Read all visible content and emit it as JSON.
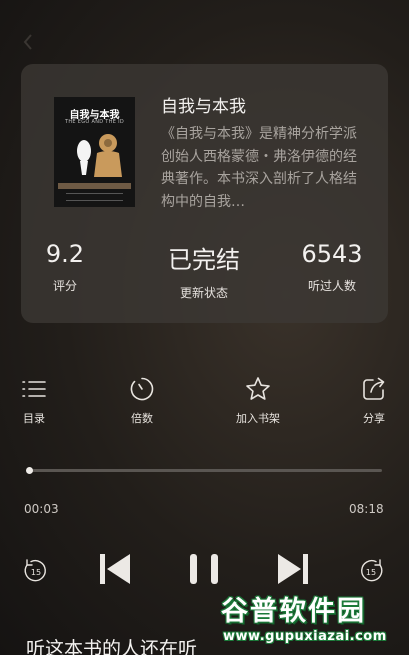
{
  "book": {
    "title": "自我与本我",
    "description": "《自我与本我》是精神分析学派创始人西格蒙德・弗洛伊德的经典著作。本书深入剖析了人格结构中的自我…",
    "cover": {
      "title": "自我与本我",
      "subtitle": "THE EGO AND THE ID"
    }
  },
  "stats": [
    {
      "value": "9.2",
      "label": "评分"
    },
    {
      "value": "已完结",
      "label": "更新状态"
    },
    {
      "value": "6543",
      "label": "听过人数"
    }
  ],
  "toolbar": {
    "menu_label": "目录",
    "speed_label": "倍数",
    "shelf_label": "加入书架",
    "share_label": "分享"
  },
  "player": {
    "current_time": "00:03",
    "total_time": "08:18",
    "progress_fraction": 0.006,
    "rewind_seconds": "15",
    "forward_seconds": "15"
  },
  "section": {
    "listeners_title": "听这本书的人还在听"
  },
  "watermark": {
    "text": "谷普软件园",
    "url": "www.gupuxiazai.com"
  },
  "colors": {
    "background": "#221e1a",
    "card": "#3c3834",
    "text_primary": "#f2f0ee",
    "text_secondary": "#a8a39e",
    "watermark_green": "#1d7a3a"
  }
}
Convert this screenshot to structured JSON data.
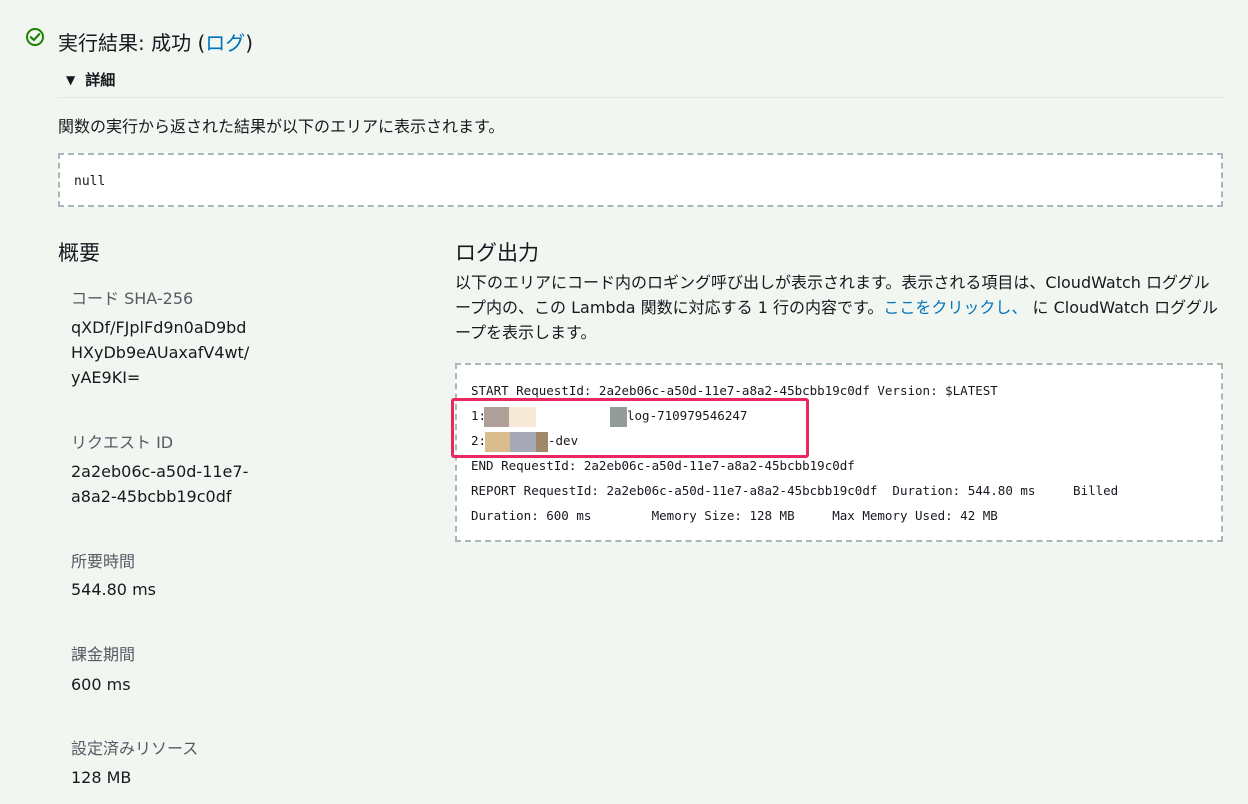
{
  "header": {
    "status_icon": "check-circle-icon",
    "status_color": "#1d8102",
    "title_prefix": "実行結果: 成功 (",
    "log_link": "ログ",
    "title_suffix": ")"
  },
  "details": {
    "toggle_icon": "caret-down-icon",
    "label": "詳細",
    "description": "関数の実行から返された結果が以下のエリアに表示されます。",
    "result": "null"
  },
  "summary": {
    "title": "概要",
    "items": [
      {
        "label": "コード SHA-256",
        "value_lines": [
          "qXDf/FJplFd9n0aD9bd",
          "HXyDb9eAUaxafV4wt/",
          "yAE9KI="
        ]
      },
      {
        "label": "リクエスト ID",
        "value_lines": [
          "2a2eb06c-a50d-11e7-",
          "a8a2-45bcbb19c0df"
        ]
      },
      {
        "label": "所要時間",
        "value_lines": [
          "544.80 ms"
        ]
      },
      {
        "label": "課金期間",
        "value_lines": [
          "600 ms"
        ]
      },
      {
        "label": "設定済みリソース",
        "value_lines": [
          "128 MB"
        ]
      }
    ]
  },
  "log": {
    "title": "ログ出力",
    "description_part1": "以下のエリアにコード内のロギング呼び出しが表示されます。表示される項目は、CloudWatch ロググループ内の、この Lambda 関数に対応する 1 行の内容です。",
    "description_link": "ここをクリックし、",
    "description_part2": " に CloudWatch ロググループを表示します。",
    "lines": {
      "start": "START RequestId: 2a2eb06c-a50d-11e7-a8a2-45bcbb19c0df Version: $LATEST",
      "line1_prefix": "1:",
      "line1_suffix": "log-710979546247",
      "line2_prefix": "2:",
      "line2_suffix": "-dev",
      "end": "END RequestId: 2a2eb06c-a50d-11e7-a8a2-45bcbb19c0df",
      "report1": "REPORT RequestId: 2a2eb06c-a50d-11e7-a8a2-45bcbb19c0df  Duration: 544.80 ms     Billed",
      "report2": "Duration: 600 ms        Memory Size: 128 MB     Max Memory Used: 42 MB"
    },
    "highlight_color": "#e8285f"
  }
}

= = = =

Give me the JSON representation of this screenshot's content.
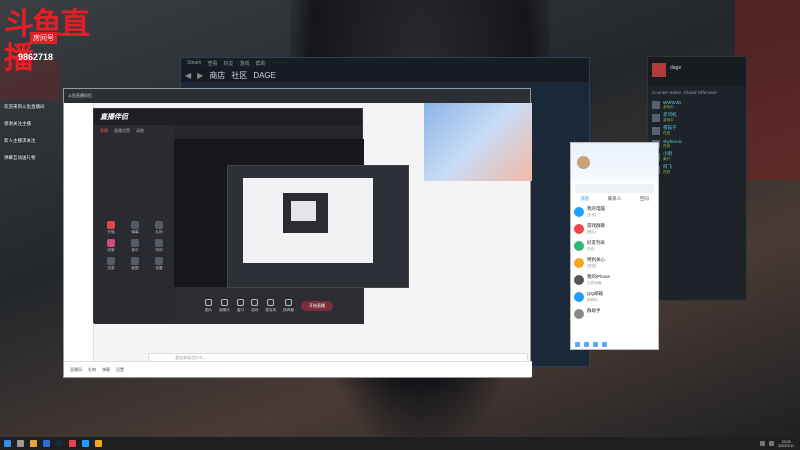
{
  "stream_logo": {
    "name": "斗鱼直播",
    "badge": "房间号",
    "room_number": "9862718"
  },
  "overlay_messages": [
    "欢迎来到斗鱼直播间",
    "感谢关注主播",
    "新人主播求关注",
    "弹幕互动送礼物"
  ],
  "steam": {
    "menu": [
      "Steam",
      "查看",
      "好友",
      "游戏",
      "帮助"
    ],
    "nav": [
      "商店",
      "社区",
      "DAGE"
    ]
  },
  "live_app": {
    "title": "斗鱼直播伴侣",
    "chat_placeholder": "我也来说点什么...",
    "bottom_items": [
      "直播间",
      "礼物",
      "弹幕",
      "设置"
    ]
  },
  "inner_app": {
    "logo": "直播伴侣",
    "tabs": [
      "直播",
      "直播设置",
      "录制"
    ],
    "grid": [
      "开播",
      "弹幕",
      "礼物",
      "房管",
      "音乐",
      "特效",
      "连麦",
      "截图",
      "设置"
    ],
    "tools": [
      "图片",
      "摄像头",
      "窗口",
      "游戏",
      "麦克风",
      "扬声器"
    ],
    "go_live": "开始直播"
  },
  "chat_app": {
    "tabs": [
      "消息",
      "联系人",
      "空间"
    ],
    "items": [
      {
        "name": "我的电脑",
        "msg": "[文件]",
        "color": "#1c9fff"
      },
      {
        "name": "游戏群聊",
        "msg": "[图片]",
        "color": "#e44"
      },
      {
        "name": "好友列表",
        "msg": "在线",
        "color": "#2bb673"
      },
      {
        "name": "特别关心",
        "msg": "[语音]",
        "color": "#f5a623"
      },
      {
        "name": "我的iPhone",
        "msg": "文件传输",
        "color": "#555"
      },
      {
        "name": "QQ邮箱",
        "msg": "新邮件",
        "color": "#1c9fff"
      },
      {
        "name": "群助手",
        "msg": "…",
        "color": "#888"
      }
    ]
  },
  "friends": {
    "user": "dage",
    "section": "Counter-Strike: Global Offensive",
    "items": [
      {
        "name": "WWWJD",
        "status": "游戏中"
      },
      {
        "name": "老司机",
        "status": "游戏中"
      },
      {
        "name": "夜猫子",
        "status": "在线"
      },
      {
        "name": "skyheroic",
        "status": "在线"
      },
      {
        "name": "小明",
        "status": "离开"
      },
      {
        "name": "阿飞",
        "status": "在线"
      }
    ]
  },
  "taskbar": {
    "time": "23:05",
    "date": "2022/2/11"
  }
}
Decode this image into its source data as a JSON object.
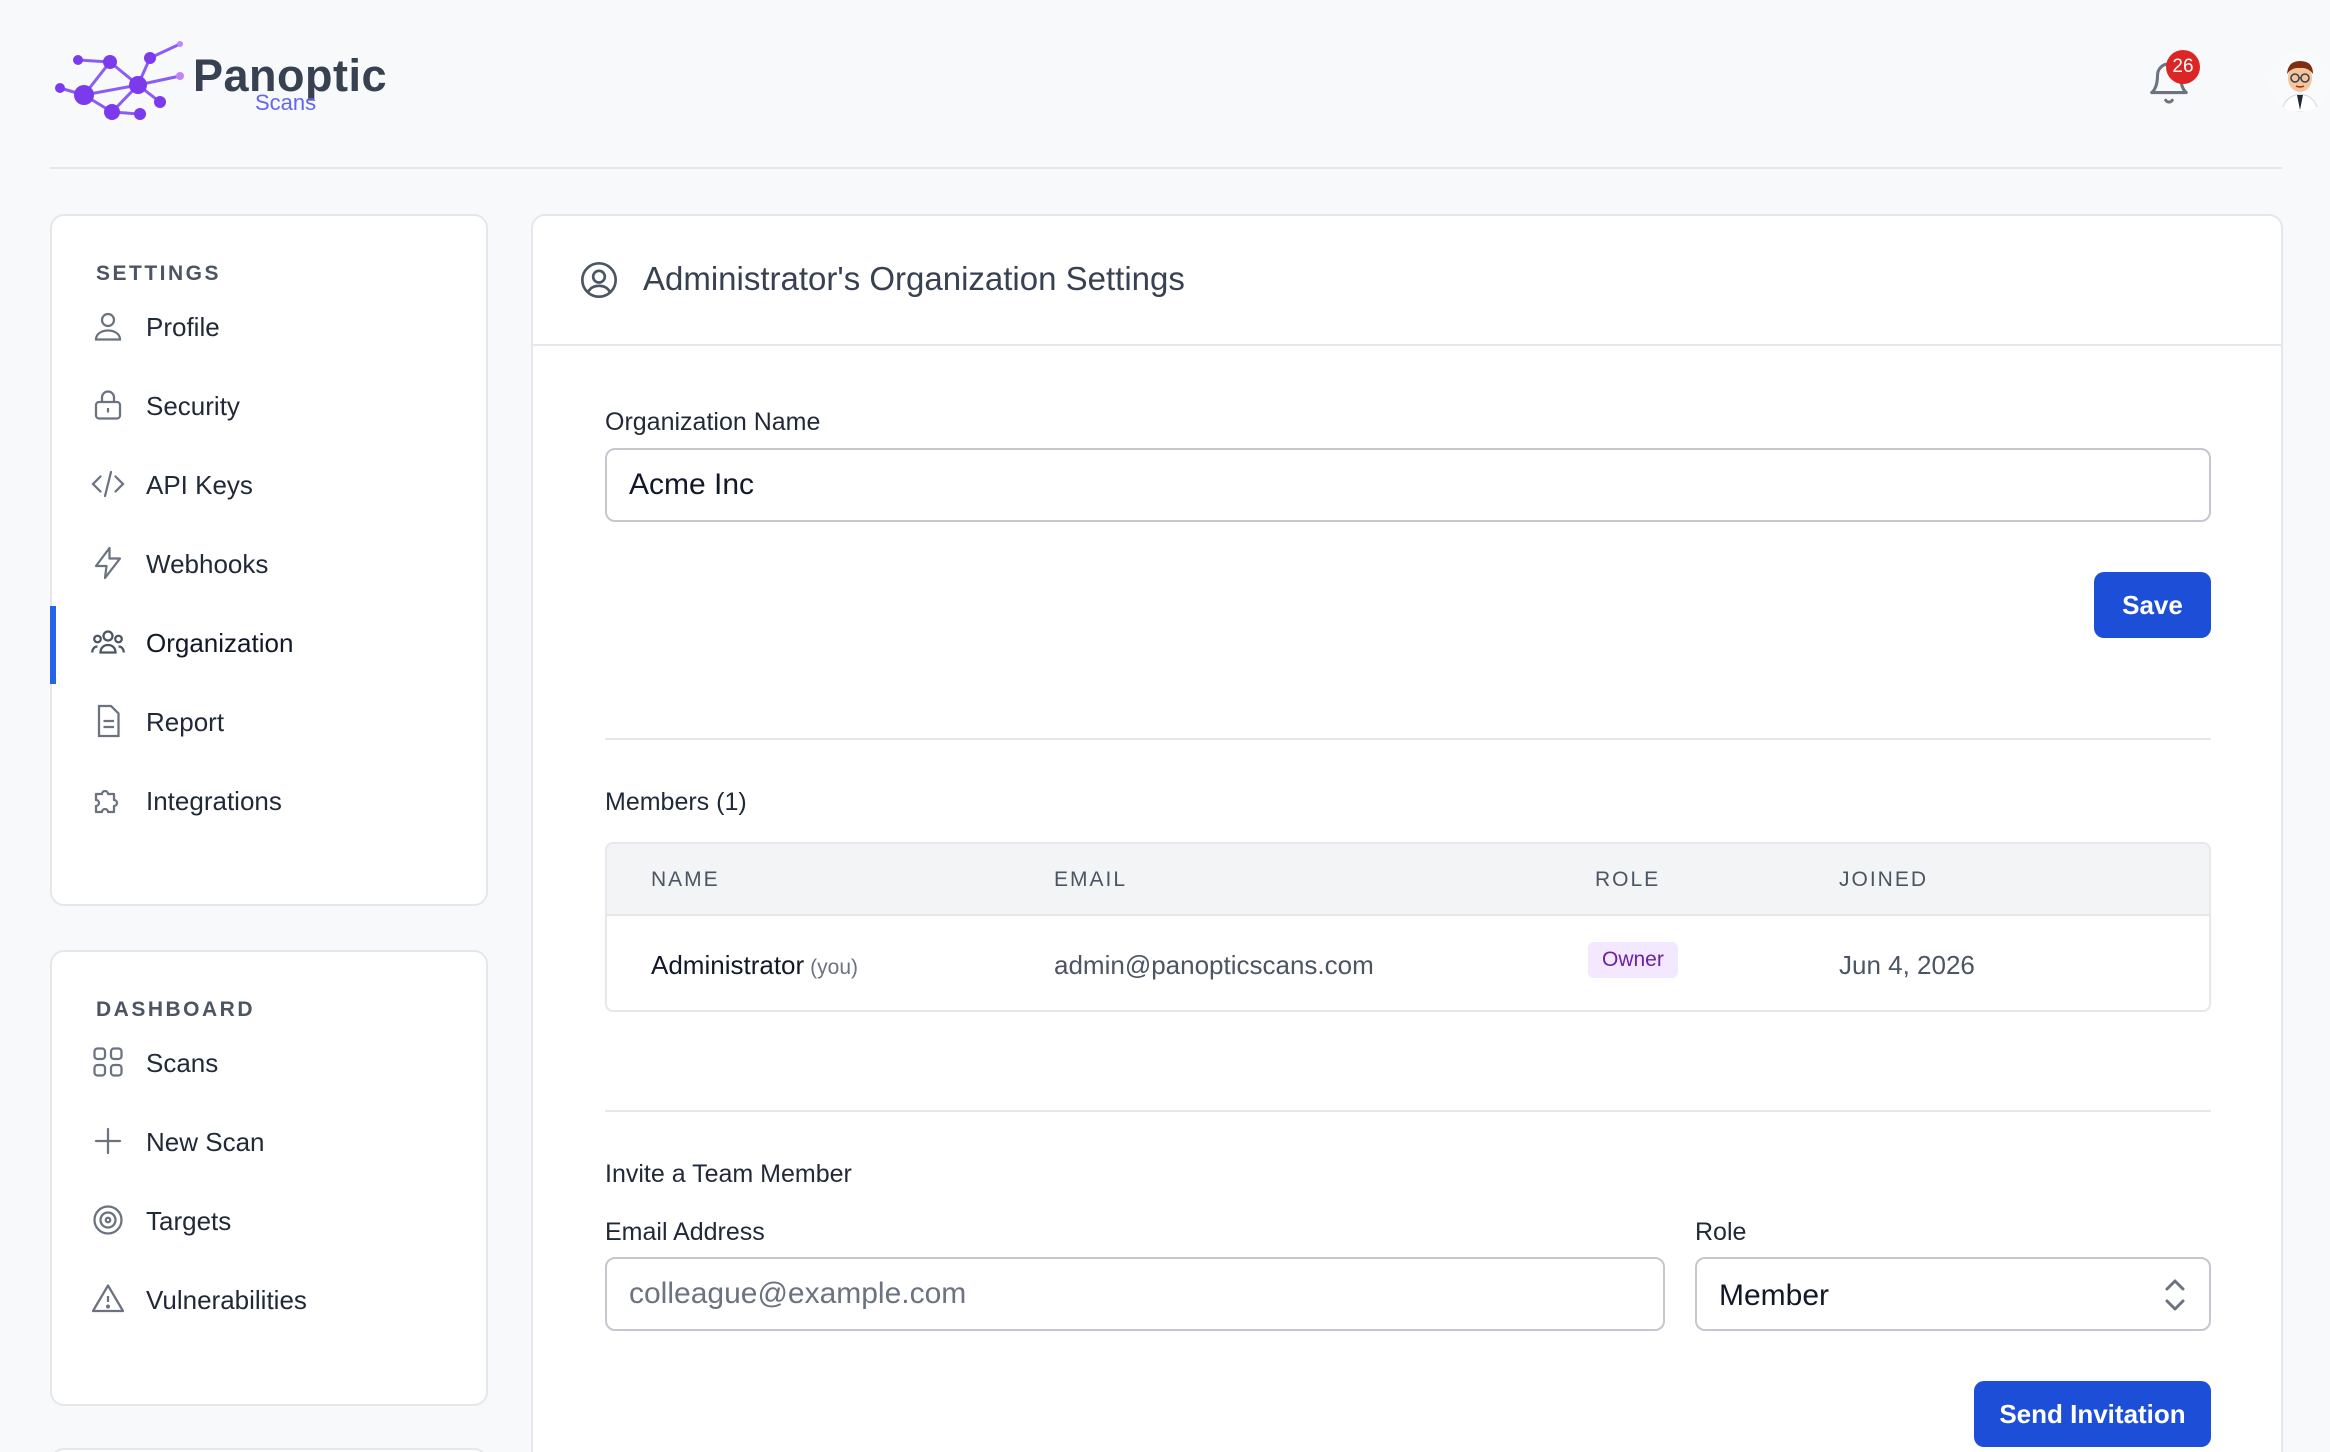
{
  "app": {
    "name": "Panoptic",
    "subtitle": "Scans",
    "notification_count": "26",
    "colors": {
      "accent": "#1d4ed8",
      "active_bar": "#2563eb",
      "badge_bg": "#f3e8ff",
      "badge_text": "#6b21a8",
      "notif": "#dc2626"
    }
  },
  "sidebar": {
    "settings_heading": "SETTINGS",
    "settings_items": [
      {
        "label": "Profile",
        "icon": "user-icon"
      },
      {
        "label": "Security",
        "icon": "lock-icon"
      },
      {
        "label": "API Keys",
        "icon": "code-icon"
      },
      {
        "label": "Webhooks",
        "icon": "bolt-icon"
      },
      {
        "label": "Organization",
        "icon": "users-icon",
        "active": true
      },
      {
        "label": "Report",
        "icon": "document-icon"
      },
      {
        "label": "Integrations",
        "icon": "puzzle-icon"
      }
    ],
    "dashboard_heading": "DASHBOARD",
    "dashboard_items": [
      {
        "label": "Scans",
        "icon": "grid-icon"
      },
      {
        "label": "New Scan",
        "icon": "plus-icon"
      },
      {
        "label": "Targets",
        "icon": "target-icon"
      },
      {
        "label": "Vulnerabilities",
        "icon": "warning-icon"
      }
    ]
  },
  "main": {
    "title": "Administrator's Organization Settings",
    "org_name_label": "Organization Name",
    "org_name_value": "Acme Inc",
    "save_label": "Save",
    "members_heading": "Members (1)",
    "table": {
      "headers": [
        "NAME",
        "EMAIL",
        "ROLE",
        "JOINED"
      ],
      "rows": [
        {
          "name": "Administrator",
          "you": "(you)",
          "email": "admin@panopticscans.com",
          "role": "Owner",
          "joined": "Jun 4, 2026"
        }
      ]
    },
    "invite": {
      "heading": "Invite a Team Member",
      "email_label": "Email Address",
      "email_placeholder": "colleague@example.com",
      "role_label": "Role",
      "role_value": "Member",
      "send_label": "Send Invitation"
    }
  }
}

= = = =

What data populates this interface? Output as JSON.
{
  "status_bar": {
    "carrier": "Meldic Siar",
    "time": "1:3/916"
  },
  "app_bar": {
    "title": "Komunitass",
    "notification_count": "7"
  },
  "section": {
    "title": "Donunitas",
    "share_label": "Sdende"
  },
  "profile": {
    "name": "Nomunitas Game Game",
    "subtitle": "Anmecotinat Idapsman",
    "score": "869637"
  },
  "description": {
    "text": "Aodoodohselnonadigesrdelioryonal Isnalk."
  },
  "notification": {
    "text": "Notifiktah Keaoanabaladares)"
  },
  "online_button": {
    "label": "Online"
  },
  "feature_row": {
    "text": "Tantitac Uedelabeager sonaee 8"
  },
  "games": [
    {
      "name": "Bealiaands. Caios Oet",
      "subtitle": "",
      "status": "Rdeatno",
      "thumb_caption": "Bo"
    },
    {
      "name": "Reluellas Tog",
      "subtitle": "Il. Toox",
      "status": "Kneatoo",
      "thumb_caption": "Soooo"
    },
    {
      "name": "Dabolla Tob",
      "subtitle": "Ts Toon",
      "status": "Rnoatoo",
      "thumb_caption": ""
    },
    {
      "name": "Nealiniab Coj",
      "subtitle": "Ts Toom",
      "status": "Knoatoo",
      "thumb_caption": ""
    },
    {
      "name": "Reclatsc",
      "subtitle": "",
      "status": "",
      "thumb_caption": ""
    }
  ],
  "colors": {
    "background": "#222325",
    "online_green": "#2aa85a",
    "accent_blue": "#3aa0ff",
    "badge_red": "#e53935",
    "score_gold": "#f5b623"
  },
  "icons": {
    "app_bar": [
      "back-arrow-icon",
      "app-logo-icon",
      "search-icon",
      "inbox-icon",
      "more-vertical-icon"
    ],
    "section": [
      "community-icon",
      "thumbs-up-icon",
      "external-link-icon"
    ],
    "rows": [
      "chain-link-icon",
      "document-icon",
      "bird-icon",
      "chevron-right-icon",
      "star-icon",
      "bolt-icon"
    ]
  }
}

= = = =

» Problem details:
Check every line of the records above for the string "Organization" and say how many contain it, giving the number alone.

» Worked solution:
3